# [Supplied entries]
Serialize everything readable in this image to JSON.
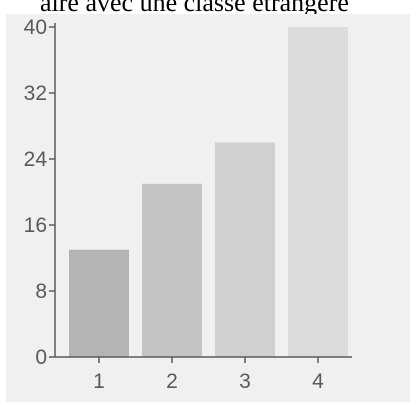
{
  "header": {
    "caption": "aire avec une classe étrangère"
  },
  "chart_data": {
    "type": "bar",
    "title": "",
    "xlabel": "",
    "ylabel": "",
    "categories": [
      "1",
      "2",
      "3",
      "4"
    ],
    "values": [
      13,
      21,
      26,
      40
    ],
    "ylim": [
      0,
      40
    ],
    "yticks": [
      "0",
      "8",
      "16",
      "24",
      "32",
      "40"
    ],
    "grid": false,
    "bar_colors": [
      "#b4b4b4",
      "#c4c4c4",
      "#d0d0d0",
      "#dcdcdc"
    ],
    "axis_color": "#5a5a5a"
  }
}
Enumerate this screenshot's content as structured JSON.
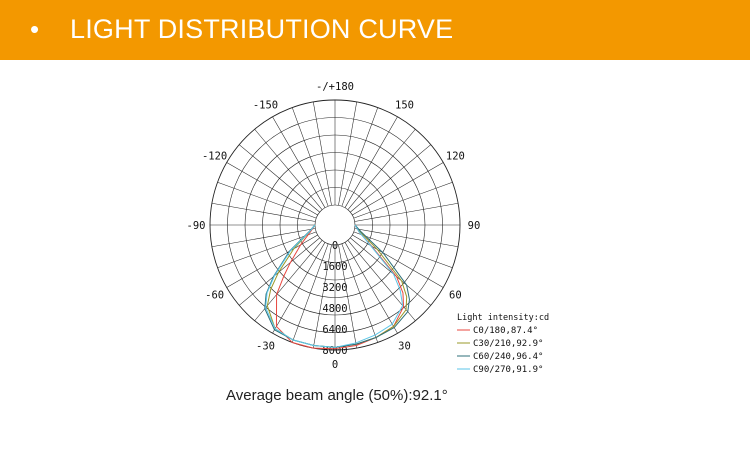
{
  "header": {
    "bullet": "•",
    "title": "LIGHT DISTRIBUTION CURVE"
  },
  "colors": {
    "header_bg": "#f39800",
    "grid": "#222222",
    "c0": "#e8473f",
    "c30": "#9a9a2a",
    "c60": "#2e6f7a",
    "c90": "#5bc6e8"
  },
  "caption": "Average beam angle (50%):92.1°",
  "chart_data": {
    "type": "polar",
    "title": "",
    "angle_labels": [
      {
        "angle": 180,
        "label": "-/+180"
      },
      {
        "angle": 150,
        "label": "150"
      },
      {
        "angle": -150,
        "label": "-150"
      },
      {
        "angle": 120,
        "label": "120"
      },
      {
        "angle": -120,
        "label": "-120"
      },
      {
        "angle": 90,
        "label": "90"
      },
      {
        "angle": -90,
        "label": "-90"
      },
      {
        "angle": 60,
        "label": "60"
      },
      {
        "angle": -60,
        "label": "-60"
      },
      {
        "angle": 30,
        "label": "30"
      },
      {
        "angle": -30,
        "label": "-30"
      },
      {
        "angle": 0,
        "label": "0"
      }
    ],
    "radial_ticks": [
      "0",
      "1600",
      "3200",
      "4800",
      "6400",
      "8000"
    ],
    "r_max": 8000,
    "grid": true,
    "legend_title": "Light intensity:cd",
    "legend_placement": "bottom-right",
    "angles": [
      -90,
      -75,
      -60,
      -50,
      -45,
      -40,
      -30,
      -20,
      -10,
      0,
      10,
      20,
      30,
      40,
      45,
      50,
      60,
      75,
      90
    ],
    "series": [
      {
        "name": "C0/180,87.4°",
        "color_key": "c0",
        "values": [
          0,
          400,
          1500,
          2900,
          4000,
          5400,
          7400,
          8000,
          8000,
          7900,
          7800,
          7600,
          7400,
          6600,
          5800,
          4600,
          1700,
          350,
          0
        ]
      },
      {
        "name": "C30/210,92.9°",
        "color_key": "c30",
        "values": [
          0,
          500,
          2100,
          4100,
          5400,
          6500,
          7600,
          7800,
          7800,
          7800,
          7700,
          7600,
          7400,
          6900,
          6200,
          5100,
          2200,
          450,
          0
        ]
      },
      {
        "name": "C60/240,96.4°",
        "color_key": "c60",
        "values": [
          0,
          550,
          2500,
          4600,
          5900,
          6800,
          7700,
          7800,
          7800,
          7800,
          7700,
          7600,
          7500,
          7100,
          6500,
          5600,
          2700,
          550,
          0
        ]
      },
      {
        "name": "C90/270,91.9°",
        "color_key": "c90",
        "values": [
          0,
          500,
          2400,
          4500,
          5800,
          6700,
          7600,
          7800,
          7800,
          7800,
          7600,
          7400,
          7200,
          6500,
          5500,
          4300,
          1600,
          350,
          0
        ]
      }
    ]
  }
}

# [To be done]
Omit the pictures, then quote the rest of the material above exactly.

# [Worked answer]
Serialize everything readable in this image to JSON.
{
  "header": {
    "caption": "aire avec une classe étrangère"
  },
  "chart_data": {
    "type": "bar",
    "title": "",
    "xlabel": "",
    "ylabel": "",
    "categories": [
      "1",
      "2",
      "3",
      "4"
    ],
    "values": [
      13,
      21,
      26,
      40
    ],
    "ylim": [
      0,
      40
    ],
    "yticks": [
      "0",
      "8",
      "16",
      "24",
      "32",
      "40"
    ],
    "grid": false,
    "bar_colors": [
      "#b4b4b4",
      "#c4c4c4",
      "#d0d0d0",
      "#dcdcdc"
    ],
    "axis_color": "#5a5a5a"
  }
}
Enumerate this screenshot's content as structured JSON.
{
  "header": {
    "bullet": "•",
    "title": "LIGHT DISTRIBUTION CURVE"
  },
  "colors": {
    "header_bg": "#f39800",
    "grid": "#222222",
    "c0": "#e8473f",
    "c30": "#9a9a2a",
    "c60": "#2e6f7a",
    "c90": "#5bc6e8"
  },
  "caption": "Average beam angle (50%):92.1°",
  "chart_data": {
    "type": "polar",
    "title": "",
    "angle_labels": [
      {
        "angle": 180,
        "label": "-/+180"
      },
      {
        "angle": 150,
        "label": "150"
      },
      {
        "angle": -150,
        "label": "-150"
      },
      {
        "angle": 120,
        "label": "120"
      },
      {
        "angle": -120,
        "label": "-120"
      },
      {
        "angle": 90,
        "label": "90"
      },
      {
        "angle": -90,
        "label": "-90"
      },
      {
        "angle": 60,
        "label": "60"
      },
      {
        "angle": -60,
        "label": "-60"
      },
      {
        "angle": 30,
        "label": "30"
      },
      {
        "angle": -30,
        "label": "-30"
      },
      {
        "angle": 0,
        "label": "0"
      }
    ],
    "radial_ticks": [
      "0",
      "1600",
      "3200",
      "4800",
      "6400",
      "8000"
    ],
    "r_max": 8000,
    "grid": true,
    "legend_title": "Light intensity:cd",
    "legend_placement": "bottom-right",
    "angles": [
      -90,
      -75,
      -60,
      -50,
      -45,
      -40,
      -30,
      -20,
      -10,
      0,
      10,
      20,
      30,
      40,
      45,
      50,
      60,
      75,
      90
    ],
    "series": [
      {
        "name": "C0/180,87.4°",
        "color_key": "c0",
        "values": [
          0,
          400,
          1500,
          2900,
          4000,
          5400,
          7400,
          8000,
          8000,
          7900,
          7800,
          7600,
          7400,
          6600,
          5800,
          4600,
          1700,
          350,
          0
        ]
      },
      {
        "name": "C30/210,92.9°",
        "color_key": "c30",
        "values": [
          0,
          500,
          2100,
          4100,
          5400,
          6500,
          7600,
          7800,
          7800,
          7800,
          7700,
          7600,
          7400,
          6900,
          6200,
          5100,
          2200,
          450,
          0
        ]
      },
      {
        "name": "C60/240,96.4°",
        "color_key": "c60",
        "values": [
          0,
          550,
          2500,
          4600,
          5900,
          6800,
          7700,
          7800,
          7800,
          7800,
          7700,
          7600,
          7500,
          7100,
          6500,
          5600,
          2700,
          550,
          0
        ]
      },
      {
        "name": "C90/270,91.9°",
        "color_key": "c90",
        "values": [
          0,
          500,
          2400,
          4500,
          5800,
          6700,
          7600,
          7800,
          7800,
          7800,
          7600,
          7400,
          7200,
          6500,
          5500,
          4300,
          1600,
          350,
          0
        ]
      }
    ]
  }
}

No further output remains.